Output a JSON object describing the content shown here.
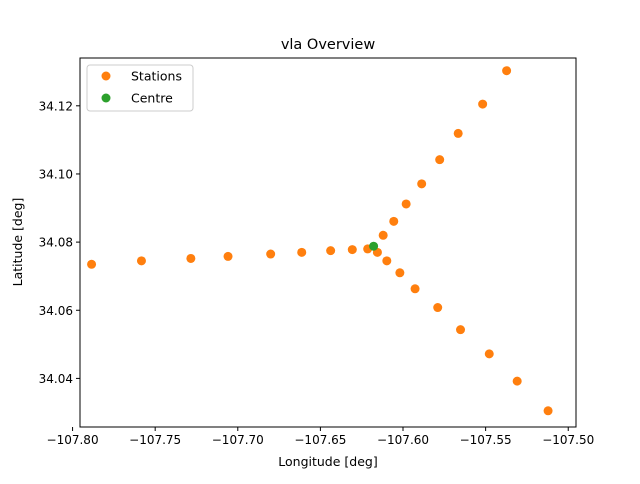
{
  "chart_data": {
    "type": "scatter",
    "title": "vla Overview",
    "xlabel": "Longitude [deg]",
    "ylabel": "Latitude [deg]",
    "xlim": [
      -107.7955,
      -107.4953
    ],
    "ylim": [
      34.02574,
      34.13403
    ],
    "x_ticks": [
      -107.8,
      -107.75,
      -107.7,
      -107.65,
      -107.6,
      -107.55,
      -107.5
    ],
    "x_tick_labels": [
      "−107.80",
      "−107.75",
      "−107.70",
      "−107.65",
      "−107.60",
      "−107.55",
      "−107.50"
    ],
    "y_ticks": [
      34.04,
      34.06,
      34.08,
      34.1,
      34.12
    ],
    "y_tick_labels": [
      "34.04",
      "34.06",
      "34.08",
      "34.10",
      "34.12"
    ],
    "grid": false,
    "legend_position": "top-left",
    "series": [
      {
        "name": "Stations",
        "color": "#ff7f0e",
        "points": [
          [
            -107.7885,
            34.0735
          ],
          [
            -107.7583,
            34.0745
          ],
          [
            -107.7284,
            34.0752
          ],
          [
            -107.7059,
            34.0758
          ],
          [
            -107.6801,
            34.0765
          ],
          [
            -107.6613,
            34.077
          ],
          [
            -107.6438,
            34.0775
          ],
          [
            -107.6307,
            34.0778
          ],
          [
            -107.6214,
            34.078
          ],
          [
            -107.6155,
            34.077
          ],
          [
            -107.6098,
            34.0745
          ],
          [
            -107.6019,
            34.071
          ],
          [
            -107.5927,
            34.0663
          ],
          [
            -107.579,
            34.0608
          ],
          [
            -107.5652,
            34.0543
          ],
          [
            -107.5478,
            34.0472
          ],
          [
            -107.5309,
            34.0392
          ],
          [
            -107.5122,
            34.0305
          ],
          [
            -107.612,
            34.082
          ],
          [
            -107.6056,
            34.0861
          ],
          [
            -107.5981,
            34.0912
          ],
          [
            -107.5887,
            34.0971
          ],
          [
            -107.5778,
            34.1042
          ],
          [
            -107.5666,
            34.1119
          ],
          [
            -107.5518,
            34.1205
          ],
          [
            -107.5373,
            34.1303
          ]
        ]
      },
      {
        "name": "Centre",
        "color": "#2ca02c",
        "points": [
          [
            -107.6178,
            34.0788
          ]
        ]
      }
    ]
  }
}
┄┄┄┄┄┄┄┄┄┄
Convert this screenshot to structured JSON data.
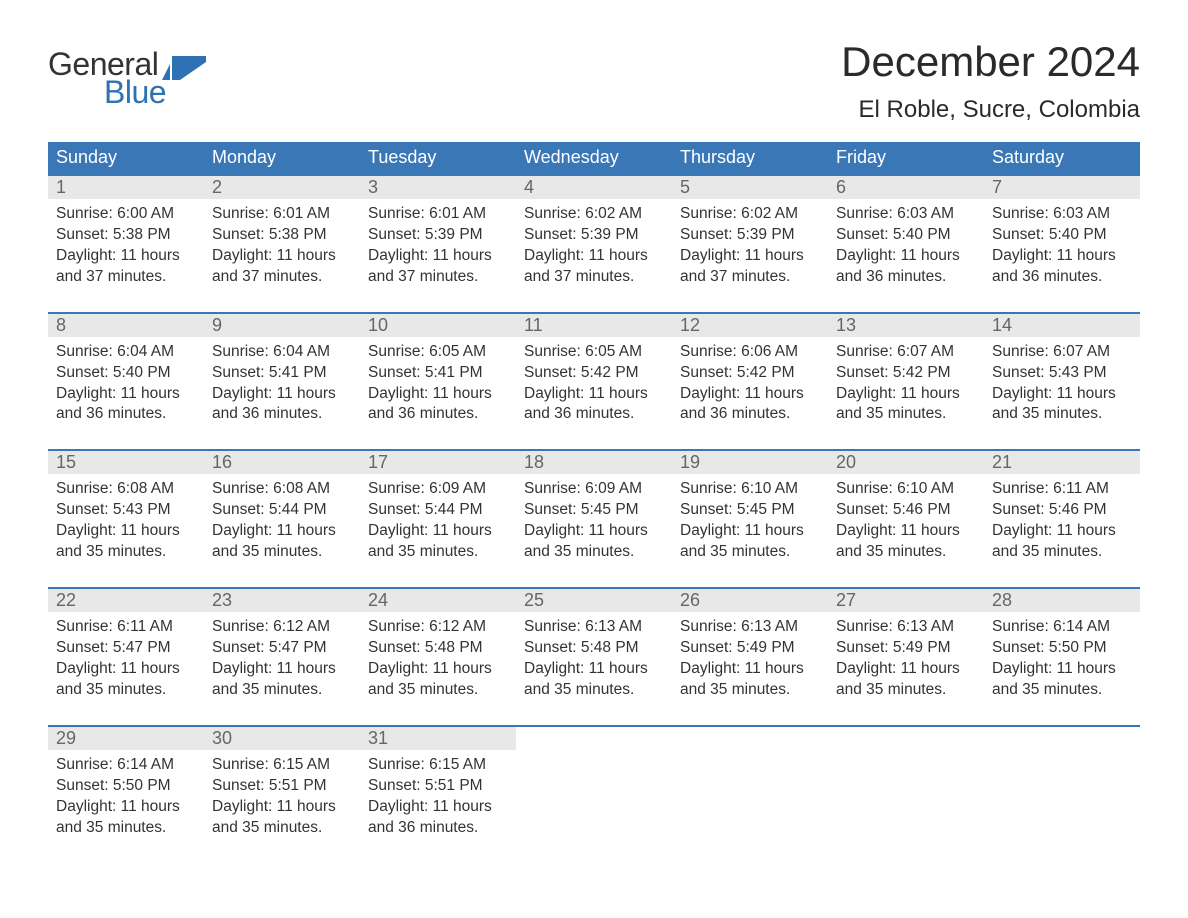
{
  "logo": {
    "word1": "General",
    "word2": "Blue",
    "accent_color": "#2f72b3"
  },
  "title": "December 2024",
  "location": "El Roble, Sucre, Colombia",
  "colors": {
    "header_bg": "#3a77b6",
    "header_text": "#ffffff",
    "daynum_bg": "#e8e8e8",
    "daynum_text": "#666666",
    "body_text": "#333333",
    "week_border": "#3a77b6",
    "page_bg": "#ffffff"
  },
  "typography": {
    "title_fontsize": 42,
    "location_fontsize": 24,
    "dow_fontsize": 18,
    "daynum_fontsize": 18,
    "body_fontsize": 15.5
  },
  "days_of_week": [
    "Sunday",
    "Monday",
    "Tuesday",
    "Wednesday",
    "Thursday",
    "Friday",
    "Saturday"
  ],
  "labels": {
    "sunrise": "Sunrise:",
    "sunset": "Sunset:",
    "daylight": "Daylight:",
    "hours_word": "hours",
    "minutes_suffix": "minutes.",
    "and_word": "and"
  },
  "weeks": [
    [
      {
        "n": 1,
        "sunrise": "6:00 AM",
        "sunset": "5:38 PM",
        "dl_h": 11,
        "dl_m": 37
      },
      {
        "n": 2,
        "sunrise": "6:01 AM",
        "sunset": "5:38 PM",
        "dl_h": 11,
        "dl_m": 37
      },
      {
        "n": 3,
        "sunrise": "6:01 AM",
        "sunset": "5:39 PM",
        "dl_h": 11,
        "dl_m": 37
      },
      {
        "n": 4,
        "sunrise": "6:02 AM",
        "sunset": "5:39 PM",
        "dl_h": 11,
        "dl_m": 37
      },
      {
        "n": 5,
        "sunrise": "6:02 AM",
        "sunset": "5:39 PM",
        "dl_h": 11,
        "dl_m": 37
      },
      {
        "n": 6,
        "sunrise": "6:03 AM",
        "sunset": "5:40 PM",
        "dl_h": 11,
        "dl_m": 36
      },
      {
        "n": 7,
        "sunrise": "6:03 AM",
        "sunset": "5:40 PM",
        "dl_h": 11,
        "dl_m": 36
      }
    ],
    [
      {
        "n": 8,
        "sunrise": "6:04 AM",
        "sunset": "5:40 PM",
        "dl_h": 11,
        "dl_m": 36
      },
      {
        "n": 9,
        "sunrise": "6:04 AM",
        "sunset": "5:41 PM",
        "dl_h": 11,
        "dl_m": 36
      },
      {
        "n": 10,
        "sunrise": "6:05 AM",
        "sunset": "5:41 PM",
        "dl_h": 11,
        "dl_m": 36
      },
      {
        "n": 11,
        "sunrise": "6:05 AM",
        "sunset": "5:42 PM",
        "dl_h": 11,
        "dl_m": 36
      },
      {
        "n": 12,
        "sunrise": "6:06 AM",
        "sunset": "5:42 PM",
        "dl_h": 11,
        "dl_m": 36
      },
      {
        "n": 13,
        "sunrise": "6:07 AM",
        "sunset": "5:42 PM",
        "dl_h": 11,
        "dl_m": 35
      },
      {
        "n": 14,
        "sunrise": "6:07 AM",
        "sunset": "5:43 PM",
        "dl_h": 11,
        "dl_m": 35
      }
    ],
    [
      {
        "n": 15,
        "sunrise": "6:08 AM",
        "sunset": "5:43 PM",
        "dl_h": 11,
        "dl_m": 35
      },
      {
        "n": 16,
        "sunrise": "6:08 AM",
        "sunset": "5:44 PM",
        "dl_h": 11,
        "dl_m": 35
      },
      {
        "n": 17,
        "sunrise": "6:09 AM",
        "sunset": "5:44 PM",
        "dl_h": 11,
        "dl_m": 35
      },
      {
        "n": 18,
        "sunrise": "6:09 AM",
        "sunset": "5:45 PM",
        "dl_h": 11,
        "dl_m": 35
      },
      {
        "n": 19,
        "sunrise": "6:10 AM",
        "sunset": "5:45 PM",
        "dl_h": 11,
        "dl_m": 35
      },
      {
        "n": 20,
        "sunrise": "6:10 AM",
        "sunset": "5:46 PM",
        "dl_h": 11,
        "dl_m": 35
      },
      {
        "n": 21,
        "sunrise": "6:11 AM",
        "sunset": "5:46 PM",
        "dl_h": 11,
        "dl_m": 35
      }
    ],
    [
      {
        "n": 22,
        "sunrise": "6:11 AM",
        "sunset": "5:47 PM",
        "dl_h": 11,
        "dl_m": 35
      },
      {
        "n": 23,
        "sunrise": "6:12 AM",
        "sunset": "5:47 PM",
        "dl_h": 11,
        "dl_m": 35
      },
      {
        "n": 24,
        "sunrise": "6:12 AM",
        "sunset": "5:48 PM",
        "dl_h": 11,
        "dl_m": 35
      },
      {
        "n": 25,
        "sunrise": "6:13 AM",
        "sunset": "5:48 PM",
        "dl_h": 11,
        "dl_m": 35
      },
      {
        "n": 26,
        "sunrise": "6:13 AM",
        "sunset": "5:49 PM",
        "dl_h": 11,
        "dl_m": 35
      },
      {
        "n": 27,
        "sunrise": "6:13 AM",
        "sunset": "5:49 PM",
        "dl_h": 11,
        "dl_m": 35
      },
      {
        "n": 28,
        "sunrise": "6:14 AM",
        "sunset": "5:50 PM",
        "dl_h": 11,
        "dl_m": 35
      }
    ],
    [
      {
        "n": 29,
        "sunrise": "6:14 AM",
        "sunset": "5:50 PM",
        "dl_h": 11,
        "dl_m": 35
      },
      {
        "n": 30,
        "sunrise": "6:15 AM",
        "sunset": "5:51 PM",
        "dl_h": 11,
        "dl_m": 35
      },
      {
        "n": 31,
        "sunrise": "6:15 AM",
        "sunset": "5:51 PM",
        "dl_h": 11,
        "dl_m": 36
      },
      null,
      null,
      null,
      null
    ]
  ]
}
┄┄┄┄┄┄┄┄┄┄
Show every line in the entries where the string "JSON" occurs.

Response to this exercise:
Output a JSON object describing the content shown here.
Convert this screenshot to structured JSON data.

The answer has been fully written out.